Job: Return every record below exactly as written, but leave out the pictures.

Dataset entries
=====
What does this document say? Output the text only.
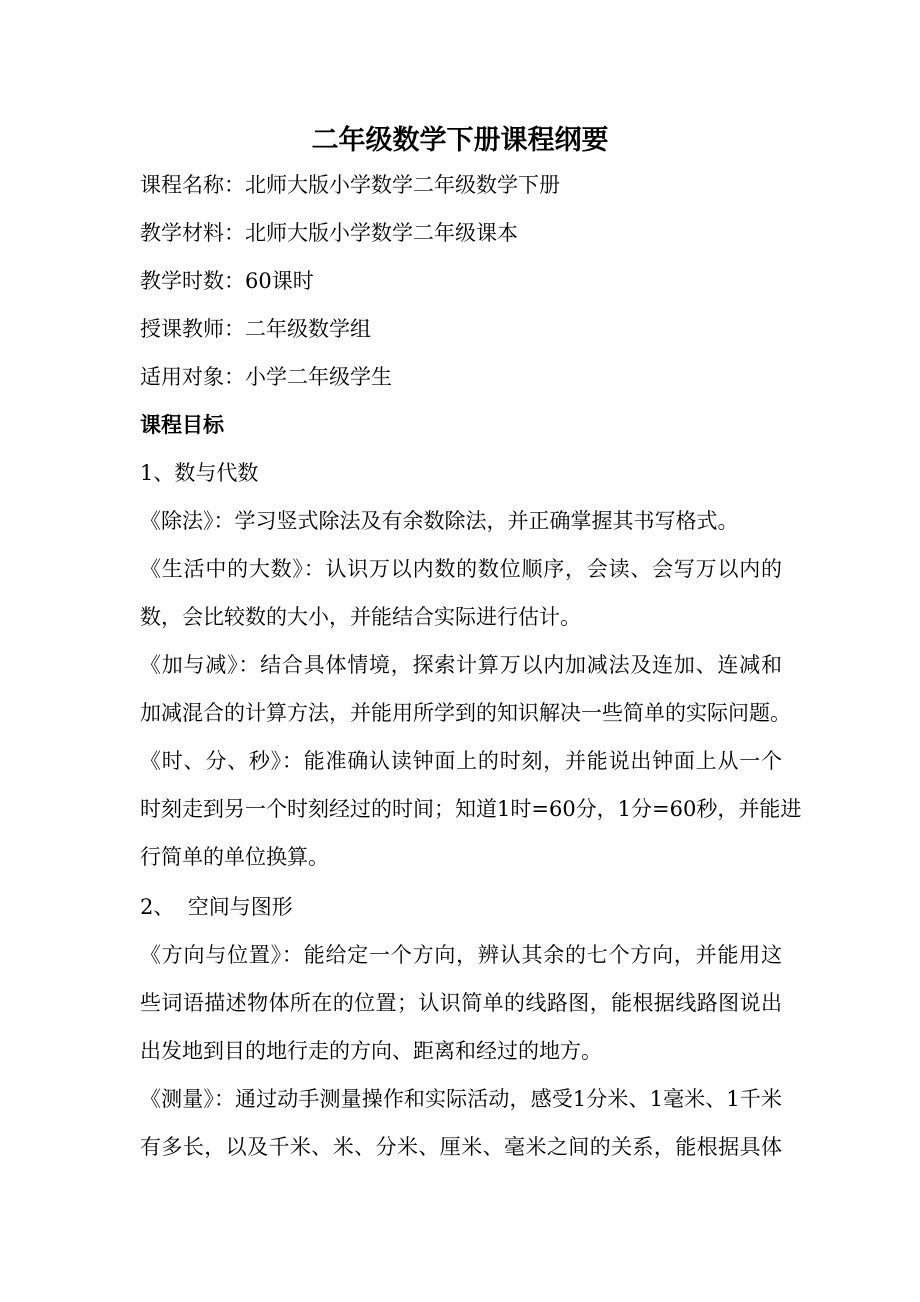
二年级数学下册课程纲要
课程名称：北师大版小学数学二年级数学下册
教学材料：北师大版小学数学二年级课本
教学时数：60课时
授课教师：二年级数学组
适用对象：小学二年级学生
课程目标
1、数与代数
《除法》：学习竖式除法及有余数除法，并正确掌握其书写格式。
《生活中的大数》：认识万以内数的数位顺序，会读、会写万以内的
数，会比较数的大小，并能结合实际进行估计。
《加与减》：结合具体情境，探索计算万以内加减法及连加、连减和
加减混合的计算方法，并能用所学到的知识解决一些简单的实际问题。
《时、分、秒》：能准确认读钟面上的时刻，并能说出钟面上从一个
时刻走到另一个时刻经过的时间；知道1时=60分，1分=60秒，并能进
行简单的单位换算。
2、  空间与图形
《方向与位置》：能给定一个方向，辨认其余的七个方向，并能用这
些词语描述物体所在的位置；认识简单的线路图，能根据线路图说出
出发地到目的地行走的方向、距离和经过的地方。
《测量》：通过动手测量操作和实际活动，感受1分米、1毫米、1千米
有多长，以及千米、米、分米、厘米、毫米之间的关系，能根据具体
=====
The result:
What does this document say? Output the text only.
二年级数学下册课程纲要
课程名称：北师大版小学数学二年级数学下册
教学材料：北师大版小学数学二年级课本
教学时数：60课时
授课教师：二年级数学组
适用对象：小学二年级学生
课程目标
1、数与代数
《除法》：学习竖式除法及有余数除法，并正确掌握其书写格式。
《生活中的大数》：认识万以内数的数位顺序，会读、会写万以内的
数，会比较数的大小，并能结合实际进行估计。
《加与减》：结合具体情境，探索计算万以内加减法及连加、连减和
加减混合的计算方法，并能用所学到的知识解决一些简单的实际问题。
《时、分、秒》：能准确认读钟面上的时刻，并能说出钟面上从一个
时刻走到另一个时刻经过的时间；知道1时=60分，1分=60秒，并能进
行简单的单位换算。
2、  空间与图形
《方向与位置》：能给定一个方向，辨认其余的七个方向，并能用这
些词语描述物体所在的位置；认识简单的线路图，能根据线路图说出
出发地到目的地行走的方向、距离和经过的地方。
《测量》：通过动手测量操作和实际活动，感受1分米、1毫米、1千米
有多长，以及千米、米、分米、厘米、毫米之间的关系，能根据具体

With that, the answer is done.